■ **DATASET RECORDS**
>>>>>
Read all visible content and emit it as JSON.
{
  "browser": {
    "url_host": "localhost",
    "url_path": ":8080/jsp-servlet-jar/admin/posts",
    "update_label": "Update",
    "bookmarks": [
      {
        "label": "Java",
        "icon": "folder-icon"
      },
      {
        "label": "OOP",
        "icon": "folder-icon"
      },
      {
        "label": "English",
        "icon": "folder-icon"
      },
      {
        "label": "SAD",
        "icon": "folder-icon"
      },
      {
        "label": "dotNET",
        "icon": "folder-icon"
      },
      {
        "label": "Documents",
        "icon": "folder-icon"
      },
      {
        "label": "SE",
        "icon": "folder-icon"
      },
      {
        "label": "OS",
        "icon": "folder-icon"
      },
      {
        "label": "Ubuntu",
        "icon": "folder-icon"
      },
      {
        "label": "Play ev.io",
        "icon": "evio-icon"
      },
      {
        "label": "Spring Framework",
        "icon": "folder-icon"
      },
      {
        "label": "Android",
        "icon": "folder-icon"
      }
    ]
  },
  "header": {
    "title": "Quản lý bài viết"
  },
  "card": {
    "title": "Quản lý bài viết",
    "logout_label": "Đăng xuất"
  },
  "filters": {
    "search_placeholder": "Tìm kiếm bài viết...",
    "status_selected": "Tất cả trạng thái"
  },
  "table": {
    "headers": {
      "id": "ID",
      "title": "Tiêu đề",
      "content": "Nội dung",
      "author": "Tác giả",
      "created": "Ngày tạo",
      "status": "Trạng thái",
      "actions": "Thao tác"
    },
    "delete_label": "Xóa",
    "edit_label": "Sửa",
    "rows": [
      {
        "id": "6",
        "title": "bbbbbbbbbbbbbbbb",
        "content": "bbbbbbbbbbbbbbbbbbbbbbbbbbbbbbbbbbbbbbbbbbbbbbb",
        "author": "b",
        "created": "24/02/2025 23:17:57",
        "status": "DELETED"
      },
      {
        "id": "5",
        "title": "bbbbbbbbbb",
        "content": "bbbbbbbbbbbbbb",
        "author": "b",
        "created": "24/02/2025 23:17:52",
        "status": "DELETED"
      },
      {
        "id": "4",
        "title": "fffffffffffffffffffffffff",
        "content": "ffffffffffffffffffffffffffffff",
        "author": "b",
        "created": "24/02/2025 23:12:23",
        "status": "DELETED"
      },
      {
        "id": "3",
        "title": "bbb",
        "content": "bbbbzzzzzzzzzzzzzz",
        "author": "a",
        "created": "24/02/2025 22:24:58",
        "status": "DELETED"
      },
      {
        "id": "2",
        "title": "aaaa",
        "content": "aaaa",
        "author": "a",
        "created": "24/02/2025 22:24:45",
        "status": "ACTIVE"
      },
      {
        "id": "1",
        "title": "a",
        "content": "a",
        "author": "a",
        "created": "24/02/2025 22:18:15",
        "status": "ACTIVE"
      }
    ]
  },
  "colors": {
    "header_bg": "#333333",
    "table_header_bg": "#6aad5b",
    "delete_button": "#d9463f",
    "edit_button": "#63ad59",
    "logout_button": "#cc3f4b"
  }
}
<<<<<
■ **TASK DESCRIPTION**
Copy out every line of the listing that contains the string "viết".

■ **RESPONSE TO THIS EXERCISE**
    "title": "Quản lý bài viết"
    "title": "Quản lý bài viết",
    "search_placeholder": "Tìm kiếm bài viết...",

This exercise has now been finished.